- Task input:
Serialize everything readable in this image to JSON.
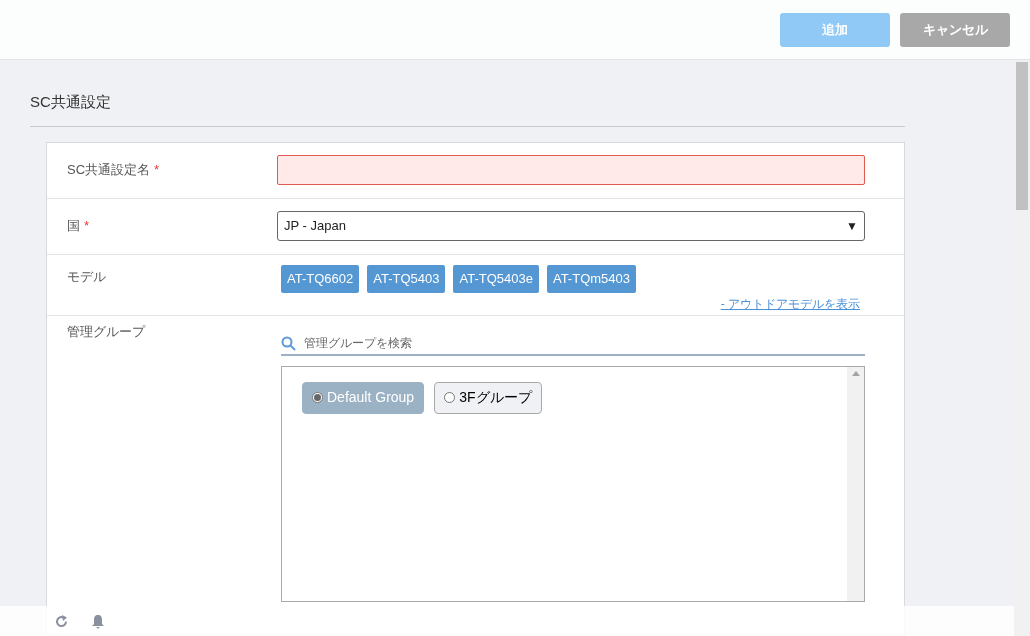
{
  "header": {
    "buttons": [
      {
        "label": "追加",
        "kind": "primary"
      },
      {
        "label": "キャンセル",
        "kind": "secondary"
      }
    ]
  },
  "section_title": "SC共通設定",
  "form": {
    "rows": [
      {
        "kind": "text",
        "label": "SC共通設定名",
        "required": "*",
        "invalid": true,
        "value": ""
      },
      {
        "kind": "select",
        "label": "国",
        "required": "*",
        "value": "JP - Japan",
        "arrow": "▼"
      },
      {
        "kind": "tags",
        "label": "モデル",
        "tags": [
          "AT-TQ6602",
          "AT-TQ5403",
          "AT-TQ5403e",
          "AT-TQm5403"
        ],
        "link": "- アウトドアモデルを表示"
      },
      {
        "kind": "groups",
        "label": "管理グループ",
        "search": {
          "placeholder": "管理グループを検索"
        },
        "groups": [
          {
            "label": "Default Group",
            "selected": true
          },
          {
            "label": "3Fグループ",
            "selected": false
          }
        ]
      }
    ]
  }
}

- Stated goal: Copy everything in the records above except the pictures, exactly as written.

- Task result:
Serialize everything readable in this image to JSON.
{
  "header": {
    "buttons": [
      {
        "label": "追加",
        "kind": "primary"
      },
      {
        "label": "キャンセル",
        "kind": "secondary"
      }
    ]
  },
  "section_title": "SC共通設定",
  "form": {
    "rows": [
      {
        "kind": "text",
        "label": "SC共通設定名",
        "required": "*",
        "invalid": true,
        "value": ""
      },
      {
        "kind": "select",
        "label": "国",
        "required": "*",
        "value": "JP - Japan",
        "arrow": "▼"
      },
      {
        "kind": "tags",
        "label": "モデル",
        "tags": [
          "AT-TQ6602",
          "AT-TQ5403",
          "AT-TQ5403e",
          "AT-TQm5403"
        ],
        "link": "- アウトドアモデルを表示"
      },
      {
        "kind": "groups",
        "label": "管理グループ",
        "search": {
          "placeholder": "管理グループを検索"
        },
        "groups": [
          {
            "label": "Default Group",
            "selected": true
          },
          {
            "label": "3Fグループ",
            "selected": false
          }
        ]
      }
    ]
  }
}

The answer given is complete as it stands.